What this task involves ::
Could you reproduce, word for word, only the lines of the records that begin with the line containing "paragraph: Sluit elk" and stop after the line containing "list-item-number: 4. xyxy=(838,944,850,960)", with both of those lines included?
# START OF Records to use
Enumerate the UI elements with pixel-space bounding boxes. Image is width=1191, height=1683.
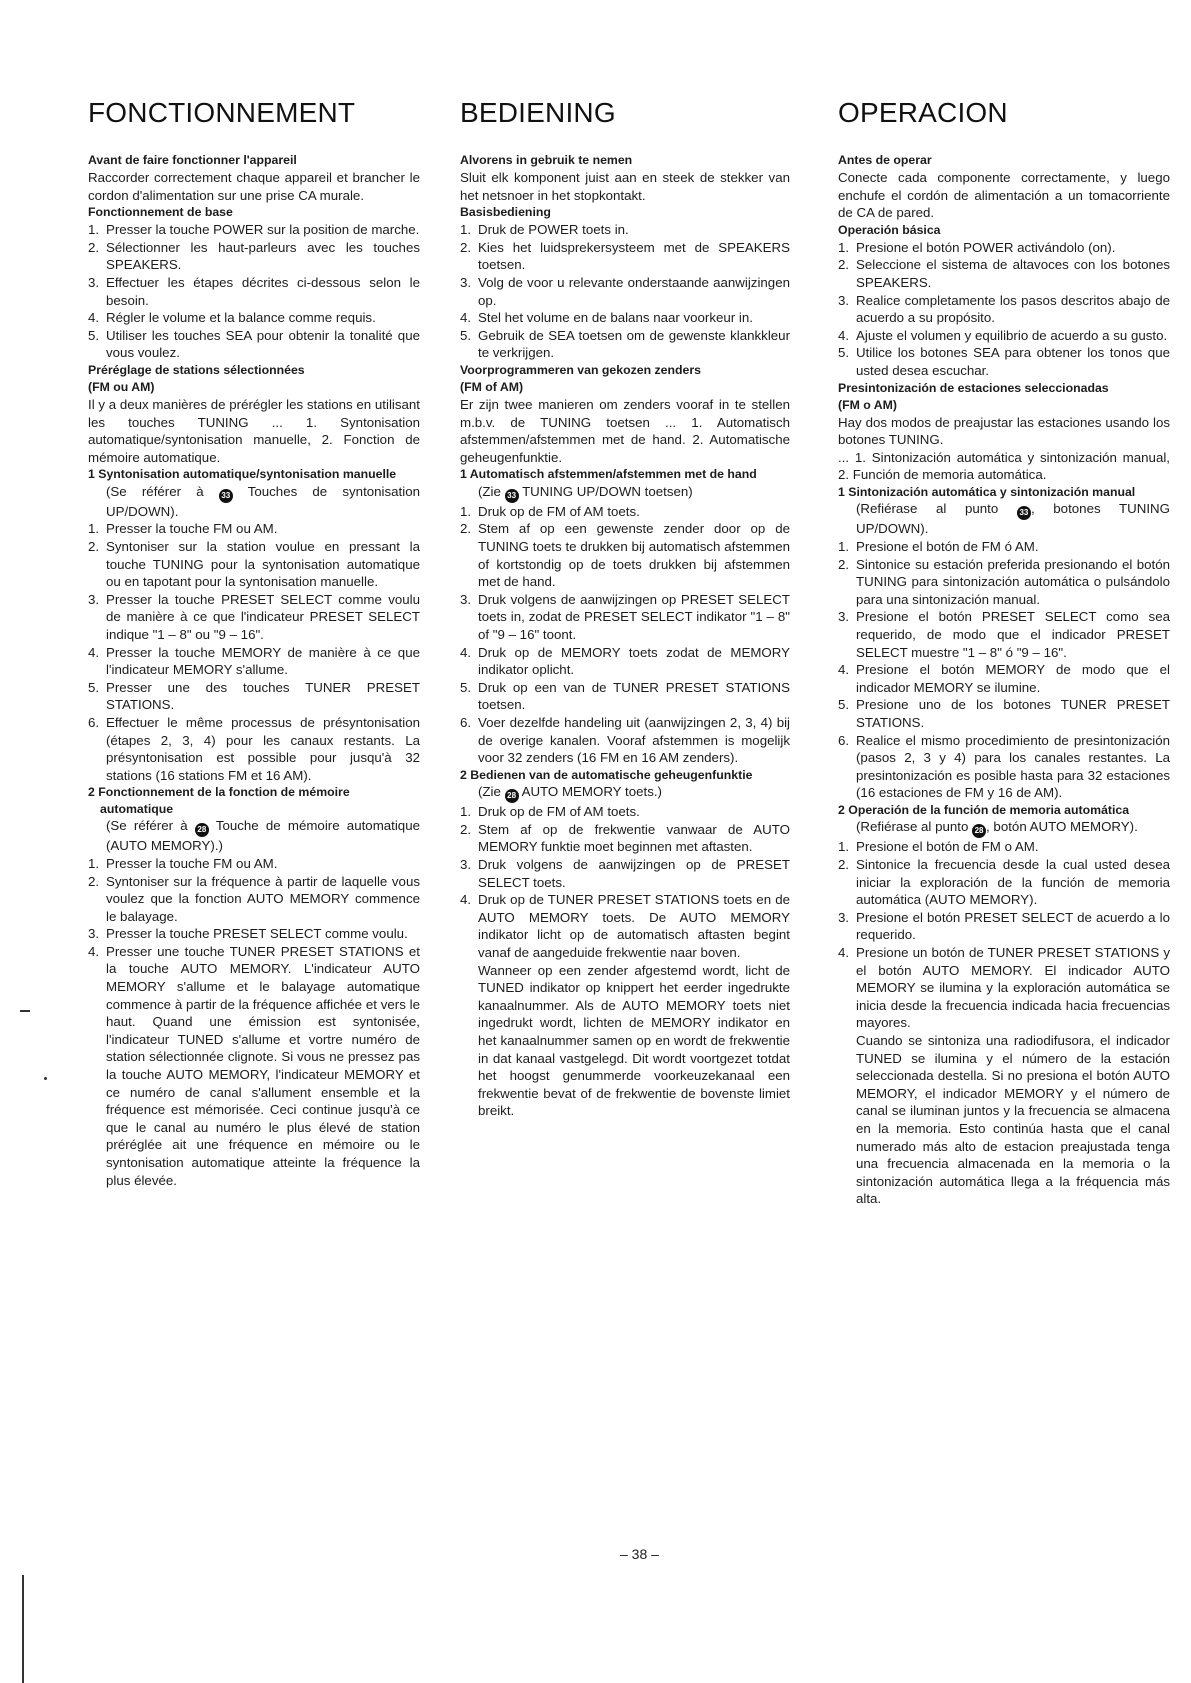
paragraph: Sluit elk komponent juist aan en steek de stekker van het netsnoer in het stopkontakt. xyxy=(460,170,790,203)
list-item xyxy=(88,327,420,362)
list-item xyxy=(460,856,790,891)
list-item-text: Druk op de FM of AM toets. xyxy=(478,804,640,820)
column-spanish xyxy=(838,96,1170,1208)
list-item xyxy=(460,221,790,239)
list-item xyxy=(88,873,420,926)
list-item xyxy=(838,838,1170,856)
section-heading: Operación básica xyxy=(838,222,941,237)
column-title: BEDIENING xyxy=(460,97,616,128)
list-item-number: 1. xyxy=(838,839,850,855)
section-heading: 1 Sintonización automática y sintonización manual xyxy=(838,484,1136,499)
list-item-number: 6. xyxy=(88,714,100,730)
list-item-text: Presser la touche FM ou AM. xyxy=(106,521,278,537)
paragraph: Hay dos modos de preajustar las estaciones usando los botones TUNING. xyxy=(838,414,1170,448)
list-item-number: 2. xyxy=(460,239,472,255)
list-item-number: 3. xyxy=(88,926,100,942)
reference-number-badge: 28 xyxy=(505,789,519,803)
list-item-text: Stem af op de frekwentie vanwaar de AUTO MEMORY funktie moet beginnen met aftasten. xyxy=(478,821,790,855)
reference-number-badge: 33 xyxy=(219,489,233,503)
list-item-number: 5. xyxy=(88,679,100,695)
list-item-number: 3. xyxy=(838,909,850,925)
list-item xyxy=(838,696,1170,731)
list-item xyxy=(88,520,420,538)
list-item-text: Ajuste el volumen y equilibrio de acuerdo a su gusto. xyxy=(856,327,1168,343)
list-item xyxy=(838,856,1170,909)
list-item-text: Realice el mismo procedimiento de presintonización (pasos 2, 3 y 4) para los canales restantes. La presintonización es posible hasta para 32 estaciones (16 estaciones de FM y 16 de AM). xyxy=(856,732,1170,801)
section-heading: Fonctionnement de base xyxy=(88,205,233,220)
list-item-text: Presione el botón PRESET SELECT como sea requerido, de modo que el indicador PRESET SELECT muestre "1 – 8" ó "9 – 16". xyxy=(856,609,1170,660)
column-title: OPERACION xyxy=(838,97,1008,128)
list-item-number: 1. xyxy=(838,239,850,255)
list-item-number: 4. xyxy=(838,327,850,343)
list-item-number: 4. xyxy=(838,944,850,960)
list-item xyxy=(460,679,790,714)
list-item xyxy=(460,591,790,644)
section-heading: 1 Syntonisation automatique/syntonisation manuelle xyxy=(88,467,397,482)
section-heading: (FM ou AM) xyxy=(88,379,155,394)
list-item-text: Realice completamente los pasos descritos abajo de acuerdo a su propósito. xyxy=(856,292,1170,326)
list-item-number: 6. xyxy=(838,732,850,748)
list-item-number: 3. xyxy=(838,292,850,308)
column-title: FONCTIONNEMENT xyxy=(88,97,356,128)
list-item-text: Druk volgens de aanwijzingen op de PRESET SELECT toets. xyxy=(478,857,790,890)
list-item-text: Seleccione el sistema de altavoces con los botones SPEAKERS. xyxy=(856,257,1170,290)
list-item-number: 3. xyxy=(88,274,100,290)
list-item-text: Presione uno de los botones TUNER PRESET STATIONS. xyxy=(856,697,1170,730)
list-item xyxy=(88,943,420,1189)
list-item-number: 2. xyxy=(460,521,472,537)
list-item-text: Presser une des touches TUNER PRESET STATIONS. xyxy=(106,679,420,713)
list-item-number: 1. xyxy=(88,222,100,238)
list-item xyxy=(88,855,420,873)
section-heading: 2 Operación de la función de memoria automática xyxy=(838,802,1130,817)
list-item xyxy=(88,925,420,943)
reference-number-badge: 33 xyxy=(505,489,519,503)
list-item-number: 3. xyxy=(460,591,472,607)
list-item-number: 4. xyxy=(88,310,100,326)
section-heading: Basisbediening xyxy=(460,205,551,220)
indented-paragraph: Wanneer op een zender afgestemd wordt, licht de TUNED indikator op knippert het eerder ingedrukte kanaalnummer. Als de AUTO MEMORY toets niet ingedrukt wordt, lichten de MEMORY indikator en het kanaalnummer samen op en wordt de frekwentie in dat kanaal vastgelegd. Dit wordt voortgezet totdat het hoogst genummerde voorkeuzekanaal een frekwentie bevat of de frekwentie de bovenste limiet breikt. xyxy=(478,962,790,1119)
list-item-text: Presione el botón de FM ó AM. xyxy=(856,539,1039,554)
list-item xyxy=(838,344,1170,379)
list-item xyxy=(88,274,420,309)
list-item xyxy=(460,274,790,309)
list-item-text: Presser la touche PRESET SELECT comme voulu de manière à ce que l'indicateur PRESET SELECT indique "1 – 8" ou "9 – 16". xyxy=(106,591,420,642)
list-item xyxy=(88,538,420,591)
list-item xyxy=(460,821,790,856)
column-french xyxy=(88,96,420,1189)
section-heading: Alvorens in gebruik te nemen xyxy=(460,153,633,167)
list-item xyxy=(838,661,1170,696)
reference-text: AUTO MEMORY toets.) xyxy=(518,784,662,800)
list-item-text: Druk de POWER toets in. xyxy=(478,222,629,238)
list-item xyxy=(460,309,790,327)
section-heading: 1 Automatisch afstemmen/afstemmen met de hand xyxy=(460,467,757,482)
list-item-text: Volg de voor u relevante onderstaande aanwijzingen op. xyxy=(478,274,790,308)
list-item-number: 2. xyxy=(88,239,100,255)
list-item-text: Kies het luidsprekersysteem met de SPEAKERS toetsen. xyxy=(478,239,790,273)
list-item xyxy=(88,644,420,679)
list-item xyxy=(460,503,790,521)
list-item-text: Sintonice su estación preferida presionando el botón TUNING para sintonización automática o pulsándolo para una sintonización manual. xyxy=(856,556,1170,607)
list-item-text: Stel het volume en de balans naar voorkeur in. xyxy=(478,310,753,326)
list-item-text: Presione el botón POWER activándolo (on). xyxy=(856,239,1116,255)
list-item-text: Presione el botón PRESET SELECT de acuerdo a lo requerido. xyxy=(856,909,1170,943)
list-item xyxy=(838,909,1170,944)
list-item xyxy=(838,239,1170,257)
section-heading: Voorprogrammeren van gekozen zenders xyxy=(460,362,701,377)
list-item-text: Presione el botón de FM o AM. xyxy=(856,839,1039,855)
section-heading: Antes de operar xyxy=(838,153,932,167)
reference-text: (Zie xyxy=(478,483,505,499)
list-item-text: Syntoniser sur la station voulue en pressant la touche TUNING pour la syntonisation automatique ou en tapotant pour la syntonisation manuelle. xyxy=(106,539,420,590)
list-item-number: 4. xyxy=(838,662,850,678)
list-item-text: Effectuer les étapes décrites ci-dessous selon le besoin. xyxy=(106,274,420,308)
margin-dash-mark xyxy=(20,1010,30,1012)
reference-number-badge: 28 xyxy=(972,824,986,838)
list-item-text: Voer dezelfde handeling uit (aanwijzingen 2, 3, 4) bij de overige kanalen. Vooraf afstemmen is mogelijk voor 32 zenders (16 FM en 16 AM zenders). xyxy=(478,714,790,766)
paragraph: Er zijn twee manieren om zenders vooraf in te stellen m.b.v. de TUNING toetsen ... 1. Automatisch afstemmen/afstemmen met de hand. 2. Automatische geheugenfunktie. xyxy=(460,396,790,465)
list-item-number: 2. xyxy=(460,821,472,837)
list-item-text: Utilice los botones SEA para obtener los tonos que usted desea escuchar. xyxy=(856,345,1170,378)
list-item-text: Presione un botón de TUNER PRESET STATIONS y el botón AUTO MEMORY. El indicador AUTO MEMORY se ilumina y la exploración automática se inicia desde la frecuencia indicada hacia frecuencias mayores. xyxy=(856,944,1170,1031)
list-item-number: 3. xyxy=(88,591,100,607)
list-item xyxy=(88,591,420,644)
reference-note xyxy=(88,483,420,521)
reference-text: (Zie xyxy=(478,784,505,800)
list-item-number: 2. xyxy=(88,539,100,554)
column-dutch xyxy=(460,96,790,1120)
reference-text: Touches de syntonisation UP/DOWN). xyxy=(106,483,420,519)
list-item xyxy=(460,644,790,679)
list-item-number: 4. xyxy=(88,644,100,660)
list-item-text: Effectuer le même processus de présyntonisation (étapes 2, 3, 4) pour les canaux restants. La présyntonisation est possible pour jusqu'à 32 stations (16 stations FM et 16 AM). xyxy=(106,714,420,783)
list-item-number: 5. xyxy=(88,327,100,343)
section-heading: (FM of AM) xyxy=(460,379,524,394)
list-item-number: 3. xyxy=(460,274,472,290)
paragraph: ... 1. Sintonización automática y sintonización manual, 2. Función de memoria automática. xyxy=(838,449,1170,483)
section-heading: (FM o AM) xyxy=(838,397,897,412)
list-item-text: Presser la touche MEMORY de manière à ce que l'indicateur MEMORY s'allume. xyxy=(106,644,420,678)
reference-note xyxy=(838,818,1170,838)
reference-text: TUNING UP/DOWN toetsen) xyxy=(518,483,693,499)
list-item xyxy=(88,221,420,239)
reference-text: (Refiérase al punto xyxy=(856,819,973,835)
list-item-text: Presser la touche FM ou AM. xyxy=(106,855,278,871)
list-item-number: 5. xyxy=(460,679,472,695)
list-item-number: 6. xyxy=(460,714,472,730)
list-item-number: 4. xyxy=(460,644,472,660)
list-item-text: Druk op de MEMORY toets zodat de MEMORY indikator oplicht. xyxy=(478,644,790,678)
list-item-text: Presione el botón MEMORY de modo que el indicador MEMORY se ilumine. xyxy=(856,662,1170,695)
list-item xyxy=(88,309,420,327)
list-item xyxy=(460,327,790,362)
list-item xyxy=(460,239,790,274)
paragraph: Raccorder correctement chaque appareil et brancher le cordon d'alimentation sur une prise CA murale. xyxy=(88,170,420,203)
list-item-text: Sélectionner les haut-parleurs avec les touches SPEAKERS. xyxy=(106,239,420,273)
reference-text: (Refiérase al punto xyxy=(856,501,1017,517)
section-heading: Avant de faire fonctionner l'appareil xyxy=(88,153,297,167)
# END OF Records to use
Exercise response ::
paragraph: Sluit elk komponent juist aan en steek de stekker van het netsnoer in het stopkontakt. xyxy=(460,170,790,203)
list-item xyxy=(88,327,420,362)
list-item xyxy=(460,856,790,891)
list-item-text: Druk op de FM of AM toets. xyxy=(478,804,640,820)
column-spanish xyxy=(838,96,1170,1208)
list-item xyxy=(460,221,790,239)
list-item xyxy=(88,873,420,926)
list-item xyxy=(838,838,1170,856)
section-heading: Operación básica xyxy=(838,222,941,237)
column-title: BEDIENING xyxy=(460,97,616,128)
list-item-number: 1. xyxy=(838,839,850,855)
section-heading: 1 Sintonización automática y sintonización manual xyxy=(838,484,1136,499)
list-item-number: 6. xyxy=(88,714,100,730)
list-item-text: Presser la touche FM ou AM. xyxy=(106,521,278,537)
paragraph: Hay dos modos de preajustar las estaciones usando los botones TUNING. xyxy=(838,414,1170,448)
list-item-number: 2. xyxy=(460,239,472,255)
list-item-number: 3. xyxy=(88,926,100,942)
reference-number-badge: 28 xyxy=(505,789,519,803)
list-item-text: Stem af op de frekwentie vanwaar de AUTO MEMORY funktie moet beginnen met aftasten. xyxy=(478,821,790,855)
reference-number-badge: 33 xyxy=(219,489,233,503)
list-item-number: 5. xyxy=(88,679,100,695)
list-item-number: 3. xyxy=(838,909,850,925)
list-item xyxy=(838,696,1170,731)
list-item xyxy=(88,520,420,538)
list-item-text: Ajuste el volumen y equilibrio de acuerdo a su gusto. xyxy=(856,327,1168,343)
list-item xyxy=(838,856,1170,909)
list-item-text: Realice el mismo procedimiento de presintonización (pasos 2, 3 y 4) para los canales restantes. La presintonización es posible hasta para 32 estaciones (16 estaciones de FM y 16 de AM). xyxy=(856,732,1170,801)
section-heading: Fonctionnement de base xyxy=(88,205,233,220)
list-item-text: Presione el botón PRESET SELECT como sea requerido, de modo que el indicador PRESET SELECT muestre "1 – 8" ó "9 – 16". xyxy=(856,609,1170,660)
column-title: OPERACION xyxy=(838,97,1008,128)
list-item-number: 1. xyxy=(838,239,850,255)
list-item-number: 4. xyxy=(838,327,850,343)
list-item-number: 4. xyxy=(838,944,850,960)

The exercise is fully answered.